WHAT IS EXPECTED:
Leaving out every picture, quote the data below exactly as it appears.

━━ RECORDED INFORMATION ━━

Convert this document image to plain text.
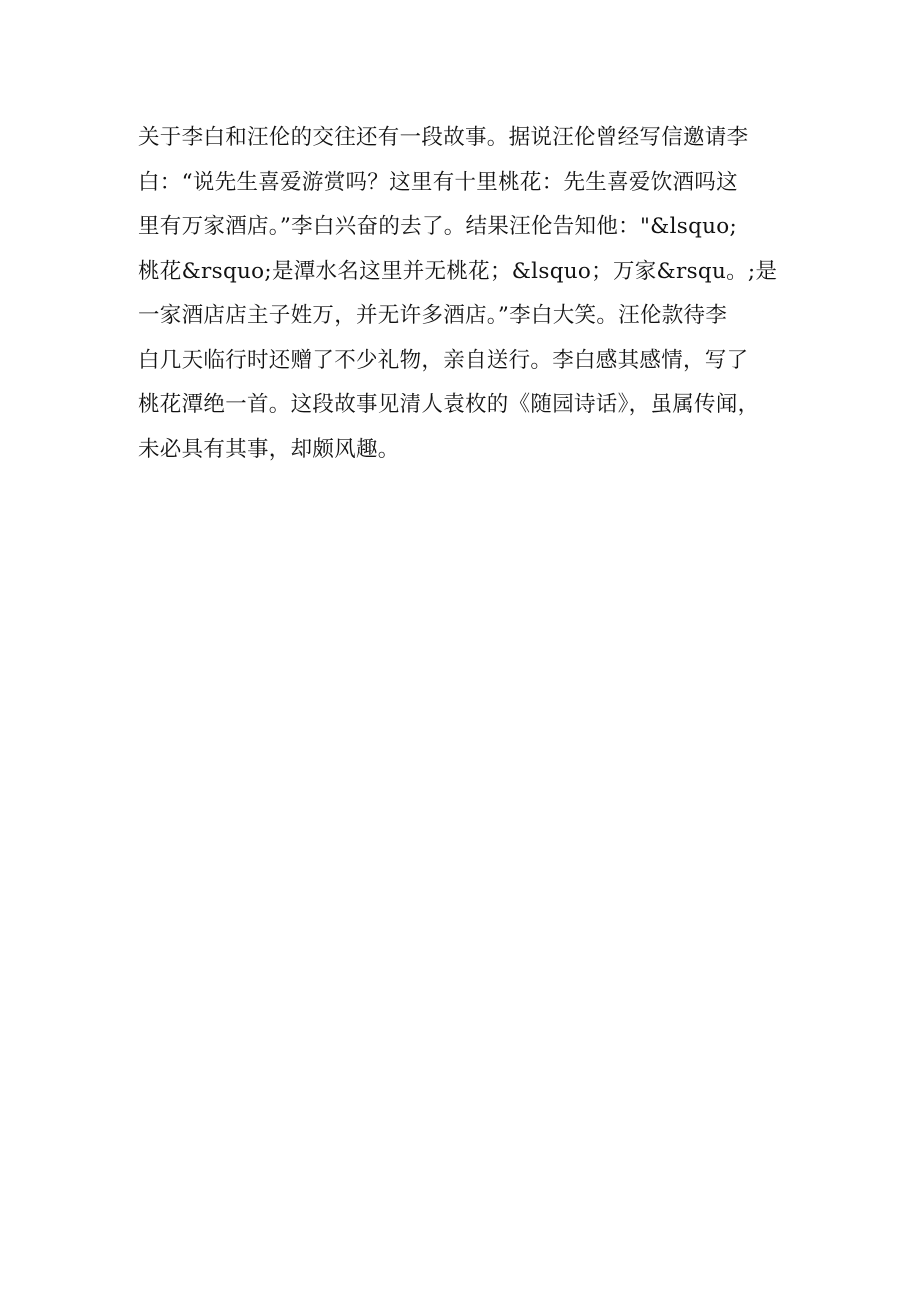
关于李白和汪伦的交往还有一段故事。据说汪伦曾经写信邀请李
白：“说先生喜爱游赏吗？这里有十里桃花：先生喜爱饮酒吗这
里有万家酒店。”李白兴奋的去了。结果汪伦告知他："&lsquo;
桃花&rsquo;是潭水名这里并无桃花；&lsquo；万家&rsqu。;是
一家酒店店主子姓万，并无许多酒店。”李白大笑。汪伦款待李
白几天临行时还赠了不少礼物，亲自送行。李白感其感情，写了
桃花潭绝一首。这段故事见清人袁枚的《随园诗话》，虽属传闻，
未必具有其事，却颇风趣。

━━━

FULL ANSWER:
Convert this document image to plain text.
关于李白和汪伦的交往还有一段故事。据说汪伦曾经写信邀请李
白：“说先生喜爱游赏吗？这里有十里桃花：先生喜爱饮酒吗这
里有万家酒店。”李白兴奋的去了。结果汪伦告知他："&lsquo;
桃花&rsquo;是潭水名这里并无桃花；&lsquo；万家&rsqu。;是
一家酒店店主子姓万，并无许多酒店。”李白大笑。汪伦款待李
白几天临行时还赠了不少礼物，亲自送行。李白感其感情，写了
桃花潭绝一首。这段故事见清人袁枚的《随园诗话》，虽属传闻，
未必具有其事，却颇风趣。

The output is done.